● Exercise description
Which lines contain the word "image"? Return each of them as written.

● Input records
★ ★ ★ ★

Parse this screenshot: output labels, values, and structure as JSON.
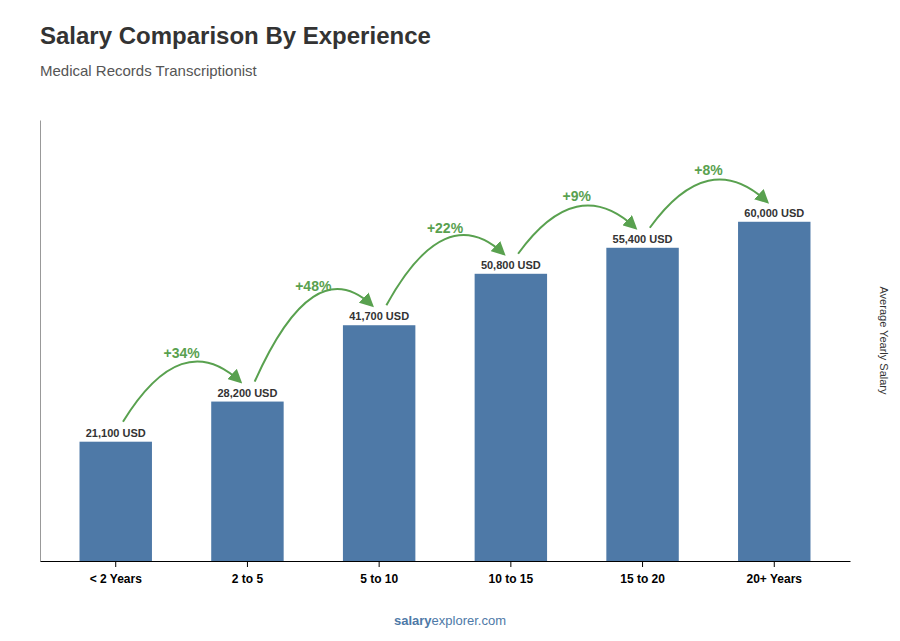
{
  "chart_data": {
    "type": "bar",
    "title": "Salary Comparison By Experience",
    "subtitle": "Medical Records Transcriptionist",
    "categories": [
      "< 2 Years",
      "2 to 5",
      "5 to 10",
      "10 to 15",
      "15 to 20",
      "20+ Years"
    ],
    "values": [
      21100,
      28200,
      41700,
      50800,
      55400,
      60000
    ],
    "value_labels": [
      "21,100 USD",
      "28,200 USD",
      "41,700 USD",
      "50,800 USD",
      "55,400 USD",
      "60,000 USD"
    ],
    "data_labels": true,
    "annotations": [
      "+34%",
      "+48%",
      "+22%",
      "+9%",
      "+8%"
    ],
    "ylabel": "Average Yearly Salary",
    "footer": [
      "salary",
      "explorer.com"
    ],
    "ylim": [
      0,
      78000
    ],
    "tick_labels": "x",
    "grid": false
  }
}
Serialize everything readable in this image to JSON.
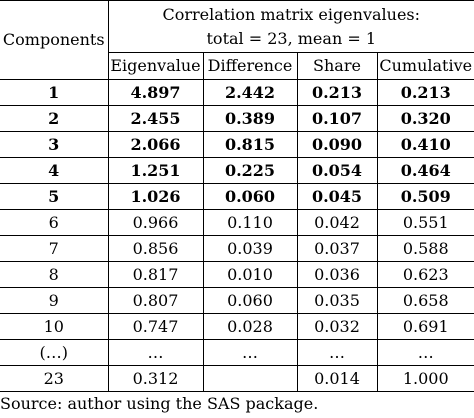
{
  "table": {
    "group_header_line1": "Correlation matrix eigenvalues:",
    "group_header_line2": "total = 23, mean = 1",
    "components_header": "Components",
    "columns": [
      "Eigenvalue",
      "Difference",
      "Share",
      "Cumulative"
    ],
    "rows": [
      {
        "comp": "1",
        "eig": "4.897",
        "diff": "2.442",
        "share": "0.213",
        "cum": "0.213",
        "bold": true
      },
      {
        "comp": "2",
        "eig": "2.455",
        "diff": "0.389",
        "share": "0.107",
        "cum": "0.320",
        "bold": true
      },
      {
        "comp": "3",
        "eig": "2.066",
        "diff": "0.815",
        "share": "0.090",
        "cum": "0.410",
        "bold": true
      },
      {
        "comp": "4",
        "eig": "1.251",
        "diff": "0.225",
        "share": "0.054",
        "cum": "0.464",
        "bold": true
      },
      {
        "comp": "5",
        "eig": "1.026",
        "diff": "0.060",
        "share": "0.045",
        "cum": "0.509",
        "bold": true
      },
      {
        "comp": "6",
        "eig": "0.966",
        "diff": "0.110",
        "share": "0.042",
        "cum": "0.551",
        "bold": false
      },
      {
        "comp": "7",
        "eig": "0.856",
        "diff": "0.039",
        "share": "0.037",
        "cum": "0.588",
        "bold": false
      },
      {
        "comp": "8",
        "eig": "0.817",
        "diff": "0.010",
        "share": "0.036",
        "cum": "0.623",
        "bold": false
      },
      {
        "comp": "9",
        "eig": "0.807",
        "diff": "0.060",
        "share": "0.035",
        "cum": "0.658",
        "bold": false
      },
      {
        "comp": "10",
        "eig": "0.747",
        "diff": "0.028",
        "share": "0.032",
        "cum": "0.691",
        "bold": false
      },
      {
        "comp": "(…)",
        "eig": "…",
        "diff": "…",
        "share": "…",
        "cum": "…",
        "bold": false
      },
      {
        "comp": "23",
        "eig": "0.312",
        "diff": "",
        "share": "0.014",
        "cum": "1.000",
        "bold": false
      }
    ]
  },
  "source_note": "Source: author using the SAS package."
}
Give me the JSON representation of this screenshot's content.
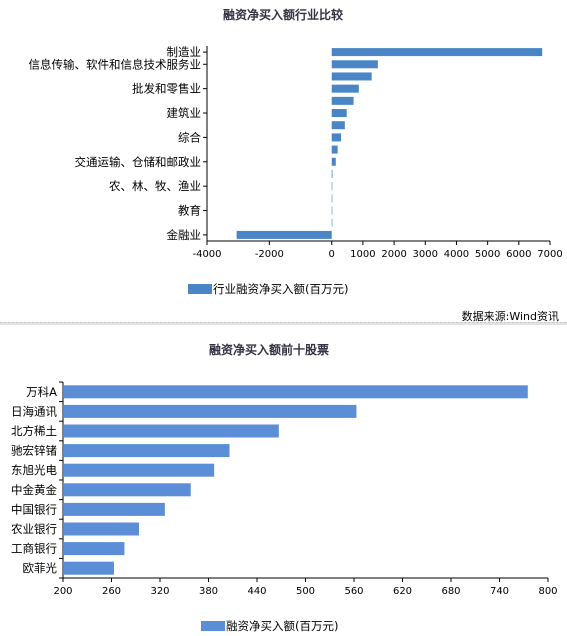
{
  "chart_data": [
    {
      "type": "bar",
      "orientation": "horizontal",
      "title": "融资净买入额行业比较",
      "categories": [
        "制造业",
        "信息传输、软件和信息技术服务业",
        "",
        "批发和零售业",
        "",
        "建筑业",
        "",
        "综合",
        "",
        "交通运输、仓储和邮政业",
        "",
        "农、林、牧、渔业",
        "",
        "教育",
        "",
        "金融业"
      ],
      "category_labels": [
        "制造业",
        "信息传输、软件和信息技术服务业",
        "批发和零售业",
        "建筑业",
        "综合",
        "交通运输、仓储和邮政业",
        "农、林、牧、渔业",
        "教育",
        "金融业"
      ],
      "values": [
        6750,
        1480,
        1280,
        870,
        700,
        480,
        420,
        300,
        190,
        130,
        25,
        15,
        10,
        8,
        5,
        -3050
      ],
      "xlim": [
        -4000,
        7000
      ],
      "xticks": [
        "-4000",
        "-2000",
        "0",
        "1000",
        "2000",
        "3000",
        "4000",
        "5000",
        "6000",
        "7000"
      ],
      "xtick_values": [
        -4000,
        -2000,
        0,
        1000,
        2000,
        3000,
        4000,
        5000,
        6000,
        7000
      ],
      "series": [
        {
          "name": "行业融资净买入额(百万元)"
        }
      ],
      "color": "#4a86c5",
      "legend_position": "bottom",
      "grid": false,
      "source_note": "数据来源:Wind资讯"
    },
    {
      "type": "bar",
      "orientation": "horizontal",
      "title": "融资净买入额前十股票",
      "categories": [
        "万科A",
        "日海通讯",
        "北方稀土",
        "驰宏锌锗",
        "东旭光电",
        "中金黄金",
        "中国银行",
        "农业银行",
        "工商银行",
        "欧菲光"
      ],
      "values": [
        775,
        563,
        467,
        406,
        387,
        358,
        326,
        294,
        276,
        263
      ],
      "xlim": [
        200,
        800
      ],
      "xticks": [
        "200",
        "260",
        "320",
        "380",
        "440",
        "500",
        "560",
        "620",
        "680",
        "740",
        "800"
      ],
      "xtick_values": [
        200,
        260,
        320,
        380,
        440,
        500,
        560,
        620,
        680,
        740,
        800
      ],
      "series": [
        {
          "name": "融资净买入额(百万元)"
        }
      ],
      "color": "#5b8ed6",
      "legend_position": "bottom",
      "grid": false
    }
  ]
}
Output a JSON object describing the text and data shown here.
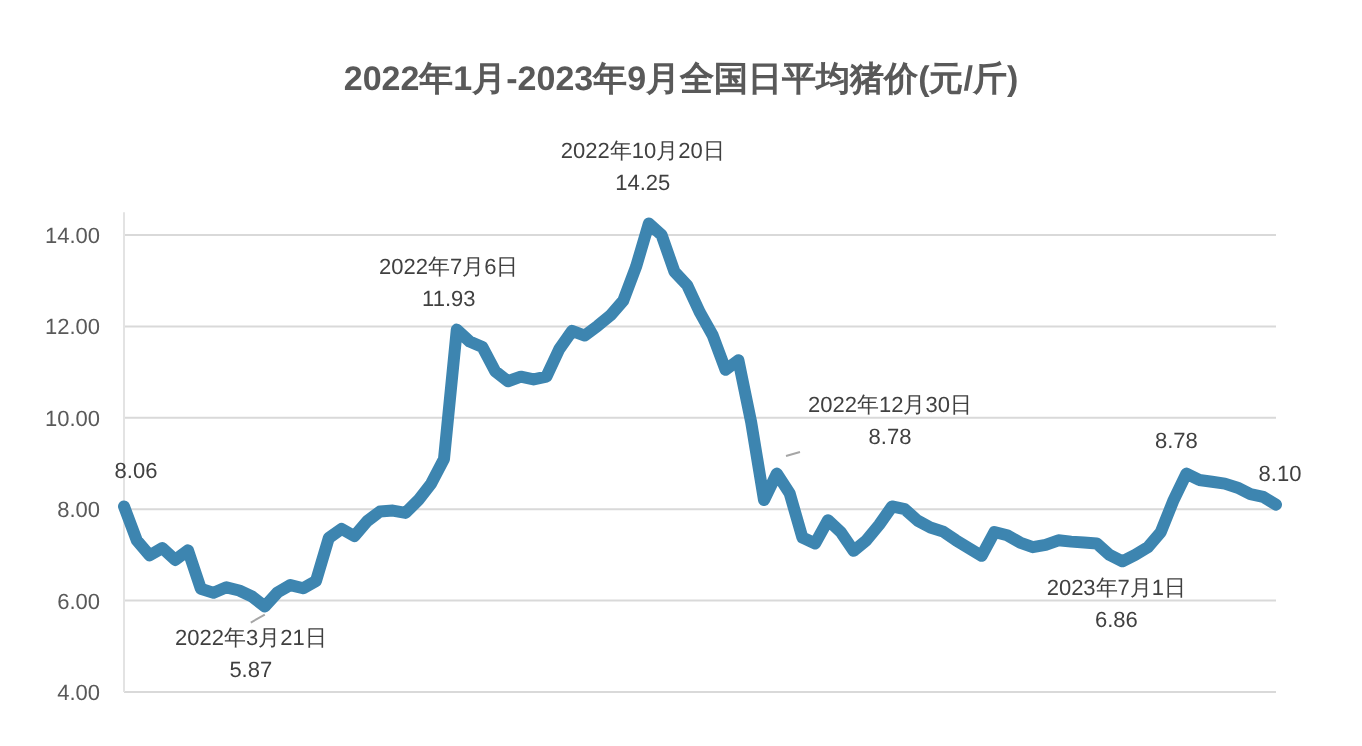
{
  "chart_data": {
    "type": "line",
    "title": "2022年1月-2023年9月全国日平均猪价(元/斤)",
    "marker": "none",
    "line_style": "solid",
    "grid": "y",
    "tick_labels": "y",
    "ylim": [
      4,
      14.5
    ],
    "yticks": [
      {
        "value": 4,
        "label": "4.00"
      },
      {
        "value": 6,
        "label": "6.00"
      },
      {
        "value": 8,
        "label": "8.00"
      },
      {
        "value": 10,
        "label": "10.00"
      },
      {
        "value": 12,
        "label": "12.00"
      },
      {
        "value": 14,
        "label": "14.00"
      }
    ],
    "categories": [
      null,
      null,
      null,
      null,
      null,
      null,
      null,
      null,
      null,
      null,
      null,
      null,
      null,
      null,
      null,
      null,
      null,
      null,
      null,
      null,
      null,
      null,
      null,
      null,
      null,
      null,
      null,
      null,
      null,
      null,
      null,
      null,
      null,
      null,
      null,
      null,
      null,
      null,
      null,
      null,
      null,
      null,
      null,
      null,
      null,
      null,
      null,
      null,
      null,
      null,
      null,
      null,
      null,
      null,
      null,
      null,
      null,
      null,
      null,
      null,
      null,
      null,
      null,
      null,
      null,
      null,
      null,
      null,
      null,
      null,
      null,
      null,
      null,
      null,
      null,
      null,
      null,
      null,
      null,
      null,
      null,
      null,
      null,
      null,
      null,
      null,
      null,
      null,
      null,
      null,
      null
    ],
    "series": [
      {
        "color": "#3d85b0",
        "values": [
          8.06,
          7.32,
          6.99,
          7.15,
          6.89,
          7.1,
          6.26,
          6.17,
          6.29,
          6.22,
          6.09,
          5.87,
          6.18,
          6.34,
          6.27,
          6.43,
          7.37,
          7.57,
          7.41,
          7.74,
          7.95,
          7.97,
          7.92,
          8.2,
          8.56,
          9.1,
          11.93,
          11.67,
          11.55,
          11.02,
          10.8,
          10.9,
          10.84,
          10.9,
          11.5,
          11.9,
          11.8,
          12.01,
          12.24,
          12.56,
          13.3,
          14.25,
          14.0,
          13.2,
          12.9,
          12.3,
          11.8,
          11.05,
          11.26,
          9.9,
          8.2,
          8.78,
          8.35,
          7.38,
          7.25,
          7.76,
          7.5,
          7.09,
          7.32,
          7.66,
          8.06,
          8.0,
          7.75,
          7.6,
          7.51,
          7.32,
          7.15,
          6.98,
          7.5,
          7.43,
          7.27,
          7.17,
          7.22,
          7.32,
          7.29,
          7.27,
          7.25,
          7.0,
          6.86,
          7.0,
          7.17,
          7.5,
          8.2,
          8.78,
          8.64,
          8.6,
          8.56,
          8.47,
          8.33,
          8.27,
          8.1
        ]
      }
    ],
    "annotations": [
      {
        "text": "8.06",
        "y": 8.06
      },
      {
        "text": "2022年3月21日\n5.87",
        "y": 5.87
      },
      {
        "text": "2022年7月6日\n11.93",
        "y": 11.93
      },
      {
        "text": "2022年10月20日\n14.25",
        "y": 14.25
      },
      "2022年12月30日\n8.78",
      {
        "text": "2023年7月1日\n6.86",
        "y": 6.86
      },
      {
        "text": "8.78",
        "y": 8.78
      },
      {
        "text": "8.10",
        "y": 8.1
      }
    ]
  }
}
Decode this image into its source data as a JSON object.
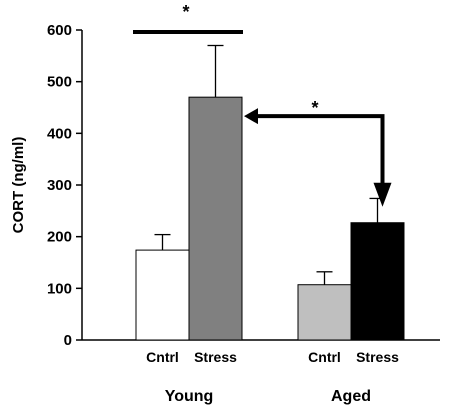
{
  "chart_data": {
    "type": "bar",
    "ylabel": "CORT (ng/ml)",
    "ylim": [
      0,
      600
    ],
    "yticks": [
      0,
      100,
      200,
      300,
      400,
      500,
      600
    ],
    "groups": [
      {
        "name": "Young",
        "bars": [
          {
            "label": "Cntrl",
            "value": 174,
            "error": 30,
            "color": "#ffffff"
          },
          {
            "label": "Stress",
            "value": 470,
            "error": 100,
            "color": "#808080"
          }
        ]
      },
      {
        "name": "Aged",
        "bars": [
          {
            "label": "Cntrl",
            "value": 107,
            "error": 25,
            "color": "#bfbfbf"
          },
          {
            "label": "Stress",
            "value": 227,
            "error": 47,
            "color": "#000000"
          }
        ]
      }
    ],
    "annotations": [
      {
        "text": "*",
        "type": "bracket",
        "note": "Young Cntrl vs Young Stress"
      },
      {
        "text": "*",
        "type": "arrow",
        "note": "Young Stress vs Aged Stress"
      }
    ]
  }
}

★ ★ ★ ★

● Final result
Serialize everything readable in this image to JSON.
Decode this image into its source data as a JSON object.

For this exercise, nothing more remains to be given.